:: GIVEN RECORDS
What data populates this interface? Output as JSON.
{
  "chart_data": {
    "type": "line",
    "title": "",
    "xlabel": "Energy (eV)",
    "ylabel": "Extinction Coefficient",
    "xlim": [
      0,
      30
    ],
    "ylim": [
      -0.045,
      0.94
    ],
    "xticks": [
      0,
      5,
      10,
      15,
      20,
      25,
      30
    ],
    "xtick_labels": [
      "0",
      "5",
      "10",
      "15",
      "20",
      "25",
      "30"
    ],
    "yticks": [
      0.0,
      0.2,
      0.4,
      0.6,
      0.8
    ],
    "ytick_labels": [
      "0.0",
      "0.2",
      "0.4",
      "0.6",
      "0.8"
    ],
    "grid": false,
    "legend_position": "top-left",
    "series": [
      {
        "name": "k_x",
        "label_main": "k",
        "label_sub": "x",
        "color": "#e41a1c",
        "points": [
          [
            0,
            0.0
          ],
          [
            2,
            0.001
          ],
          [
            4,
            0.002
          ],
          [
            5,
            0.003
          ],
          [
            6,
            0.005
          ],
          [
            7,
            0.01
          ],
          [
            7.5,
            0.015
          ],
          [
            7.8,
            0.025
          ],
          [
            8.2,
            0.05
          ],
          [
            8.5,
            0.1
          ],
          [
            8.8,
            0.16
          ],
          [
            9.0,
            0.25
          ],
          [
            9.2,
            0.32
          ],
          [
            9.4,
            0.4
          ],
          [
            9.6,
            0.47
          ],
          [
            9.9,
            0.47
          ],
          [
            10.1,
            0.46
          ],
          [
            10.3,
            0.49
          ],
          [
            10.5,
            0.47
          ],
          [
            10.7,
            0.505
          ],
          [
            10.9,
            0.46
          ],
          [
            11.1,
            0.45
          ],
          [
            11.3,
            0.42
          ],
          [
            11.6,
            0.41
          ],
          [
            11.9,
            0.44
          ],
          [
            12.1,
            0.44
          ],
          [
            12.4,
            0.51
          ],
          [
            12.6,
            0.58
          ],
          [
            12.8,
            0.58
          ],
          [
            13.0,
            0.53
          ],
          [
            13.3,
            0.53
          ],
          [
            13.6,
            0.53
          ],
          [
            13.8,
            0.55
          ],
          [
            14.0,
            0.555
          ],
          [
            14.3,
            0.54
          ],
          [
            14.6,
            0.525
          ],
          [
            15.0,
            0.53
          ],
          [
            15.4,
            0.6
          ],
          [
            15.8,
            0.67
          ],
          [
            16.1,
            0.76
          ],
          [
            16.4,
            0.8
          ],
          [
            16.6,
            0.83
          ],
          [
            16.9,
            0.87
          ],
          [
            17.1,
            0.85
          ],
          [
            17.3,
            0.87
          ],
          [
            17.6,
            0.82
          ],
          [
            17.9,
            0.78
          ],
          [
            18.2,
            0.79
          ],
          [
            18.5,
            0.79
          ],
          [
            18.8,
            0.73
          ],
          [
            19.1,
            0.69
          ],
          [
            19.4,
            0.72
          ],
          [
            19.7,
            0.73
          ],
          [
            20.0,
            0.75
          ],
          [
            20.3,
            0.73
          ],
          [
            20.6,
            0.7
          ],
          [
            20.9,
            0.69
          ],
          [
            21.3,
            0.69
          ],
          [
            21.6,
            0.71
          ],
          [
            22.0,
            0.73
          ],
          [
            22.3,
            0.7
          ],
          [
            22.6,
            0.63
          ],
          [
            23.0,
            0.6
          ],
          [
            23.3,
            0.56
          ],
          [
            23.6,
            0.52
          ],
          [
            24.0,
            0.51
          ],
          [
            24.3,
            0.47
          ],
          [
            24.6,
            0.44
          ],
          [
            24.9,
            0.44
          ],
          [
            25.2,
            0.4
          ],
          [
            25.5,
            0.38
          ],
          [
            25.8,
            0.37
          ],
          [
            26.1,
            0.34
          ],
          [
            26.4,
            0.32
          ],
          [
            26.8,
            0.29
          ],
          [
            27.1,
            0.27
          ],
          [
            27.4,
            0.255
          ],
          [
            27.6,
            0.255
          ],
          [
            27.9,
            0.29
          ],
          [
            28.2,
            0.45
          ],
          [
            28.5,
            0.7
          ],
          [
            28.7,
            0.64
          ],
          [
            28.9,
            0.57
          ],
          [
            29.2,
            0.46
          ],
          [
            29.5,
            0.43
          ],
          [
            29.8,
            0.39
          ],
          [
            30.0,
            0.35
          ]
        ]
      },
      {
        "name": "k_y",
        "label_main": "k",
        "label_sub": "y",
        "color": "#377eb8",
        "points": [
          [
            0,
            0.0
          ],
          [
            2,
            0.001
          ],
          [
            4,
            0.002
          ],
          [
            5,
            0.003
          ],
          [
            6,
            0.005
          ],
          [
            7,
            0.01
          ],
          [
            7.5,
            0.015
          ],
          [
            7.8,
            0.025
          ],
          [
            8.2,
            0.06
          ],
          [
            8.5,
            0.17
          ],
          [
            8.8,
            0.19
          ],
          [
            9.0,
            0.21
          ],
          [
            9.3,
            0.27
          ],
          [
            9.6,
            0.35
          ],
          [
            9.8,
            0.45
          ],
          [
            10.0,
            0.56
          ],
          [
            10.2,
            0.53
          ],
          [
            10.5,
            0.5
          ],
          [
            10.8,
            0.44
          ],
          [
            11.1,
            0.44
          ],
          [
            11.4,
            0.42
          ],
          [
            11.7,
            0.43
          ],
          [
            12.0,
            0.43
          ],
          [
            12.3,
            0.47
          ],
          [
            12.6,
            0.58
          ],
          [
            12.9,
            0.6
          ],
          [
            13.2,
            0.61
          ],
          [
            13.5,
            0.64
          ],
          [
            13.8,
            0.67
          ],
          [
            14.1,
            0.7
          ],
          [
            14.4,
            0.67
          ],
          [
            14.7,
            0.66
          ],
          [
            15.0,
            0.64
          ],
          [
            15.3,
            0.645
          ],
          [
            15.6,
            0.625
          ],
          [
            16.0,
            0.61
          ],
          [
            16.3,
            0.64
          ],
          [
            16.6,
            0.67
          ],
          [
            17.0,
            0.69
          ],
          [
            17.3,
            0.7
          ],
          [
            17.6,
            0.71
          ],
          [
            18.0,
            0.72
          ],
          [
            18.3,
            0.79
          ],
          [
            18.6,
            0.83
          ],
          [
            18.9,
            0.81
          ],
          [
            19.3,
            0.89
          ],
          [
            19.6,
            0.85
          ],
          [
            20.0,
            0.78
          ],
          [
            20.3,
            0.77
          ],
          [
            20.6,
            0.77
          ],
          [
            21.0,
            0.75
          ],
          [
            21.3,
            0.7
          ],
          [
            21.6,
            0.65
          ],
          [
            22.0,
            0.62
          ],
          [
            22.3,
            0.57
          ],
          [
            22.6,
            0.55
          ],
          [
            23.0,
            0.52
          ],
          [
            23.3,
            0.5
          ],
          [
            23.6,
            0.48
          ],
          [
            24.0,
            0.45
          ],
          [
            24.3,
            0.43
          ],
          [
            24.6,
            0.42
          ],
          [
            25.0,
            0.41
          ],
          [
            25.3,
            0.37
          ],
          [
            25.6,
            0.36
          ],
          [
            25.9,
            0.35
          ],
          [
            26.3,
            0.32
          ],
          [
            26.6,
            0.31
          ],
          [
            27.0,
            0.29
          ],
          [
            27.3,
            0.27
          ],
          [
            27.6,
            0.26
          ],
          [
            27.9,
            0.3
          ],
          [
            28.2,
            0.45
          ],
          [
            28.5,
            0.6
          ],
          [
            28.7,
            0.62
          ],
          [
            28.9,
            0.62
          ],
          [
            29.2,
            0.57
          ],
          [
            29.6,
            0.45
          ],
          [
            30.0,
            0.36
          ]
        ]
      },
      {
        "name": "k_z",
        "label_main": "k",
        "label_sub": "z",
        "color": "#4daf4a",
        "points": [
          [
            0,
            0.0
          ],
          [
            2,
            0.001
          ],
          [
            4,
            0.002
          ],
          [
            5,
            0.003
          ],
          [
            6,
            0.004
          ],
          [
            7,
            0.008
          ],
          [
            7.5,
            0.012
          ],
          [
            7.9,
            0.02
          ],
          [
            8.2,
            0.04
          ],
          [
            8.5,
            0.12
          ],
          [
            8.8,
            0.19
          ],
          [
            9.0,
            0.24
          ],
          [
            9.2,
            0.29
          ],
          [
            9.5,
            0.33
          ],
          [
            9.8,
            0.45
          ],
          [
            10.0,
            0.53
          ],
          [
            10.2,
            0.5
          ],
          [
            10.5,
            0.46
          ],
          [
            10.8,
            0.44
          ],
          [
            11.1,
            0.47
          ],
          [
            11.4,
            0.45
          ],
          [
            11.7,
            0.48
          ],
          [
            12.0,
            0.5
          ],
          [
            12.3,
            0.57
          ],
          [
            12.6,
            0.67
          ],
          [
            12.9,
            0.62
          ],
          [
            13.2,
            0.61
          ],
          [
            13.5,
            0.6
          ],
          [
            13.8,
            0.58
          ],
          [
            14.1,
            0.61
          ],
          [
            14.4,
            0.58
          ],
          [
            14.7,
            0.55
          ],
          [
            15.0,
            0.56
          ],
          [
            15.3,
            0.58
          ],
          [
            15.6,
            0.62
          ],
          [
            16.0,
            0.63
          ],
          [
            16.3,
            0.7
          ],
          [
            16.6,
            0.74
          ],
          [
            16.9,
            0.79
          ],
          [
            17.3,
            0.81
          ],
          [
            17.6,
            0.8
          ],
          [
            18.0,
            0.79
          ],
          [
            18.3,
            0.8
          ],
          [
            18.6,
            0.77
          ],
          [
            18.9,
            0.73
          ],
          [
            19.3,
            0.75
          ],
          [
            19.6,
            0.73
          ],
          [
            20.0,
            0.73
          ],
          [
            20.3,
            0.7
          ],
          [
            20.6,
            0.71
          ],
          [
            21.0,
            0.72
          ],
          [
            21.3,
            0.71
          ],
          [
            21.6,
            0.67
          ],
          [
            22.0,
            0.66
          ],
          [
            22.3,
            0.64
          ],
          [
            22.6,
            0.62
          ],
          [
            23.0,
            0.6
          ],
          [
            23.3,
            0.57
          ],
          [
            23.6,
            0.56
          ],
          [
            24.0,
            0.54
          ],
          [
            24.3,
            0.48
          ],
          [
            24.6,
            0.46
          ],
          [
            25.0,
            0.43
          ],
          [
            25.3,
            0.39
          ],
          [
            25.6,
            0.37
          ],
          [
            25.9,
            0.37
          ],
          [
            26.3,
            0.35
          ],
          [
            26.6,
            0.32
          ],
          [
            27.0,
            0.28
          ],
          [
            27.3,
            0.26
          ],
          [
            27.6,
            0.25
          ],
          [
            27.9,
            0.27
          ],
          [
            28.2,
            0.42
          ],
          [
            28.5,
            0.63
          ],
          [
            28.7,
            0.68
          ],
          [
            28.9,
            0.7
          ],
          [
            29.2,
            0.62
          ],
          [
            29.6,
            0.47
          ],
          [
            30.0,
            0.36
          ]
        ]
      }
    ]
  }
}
::::
SET EXERCISE
Report how many lines contain "color". Give nothing but the number.

RESULT OF THE TASK
3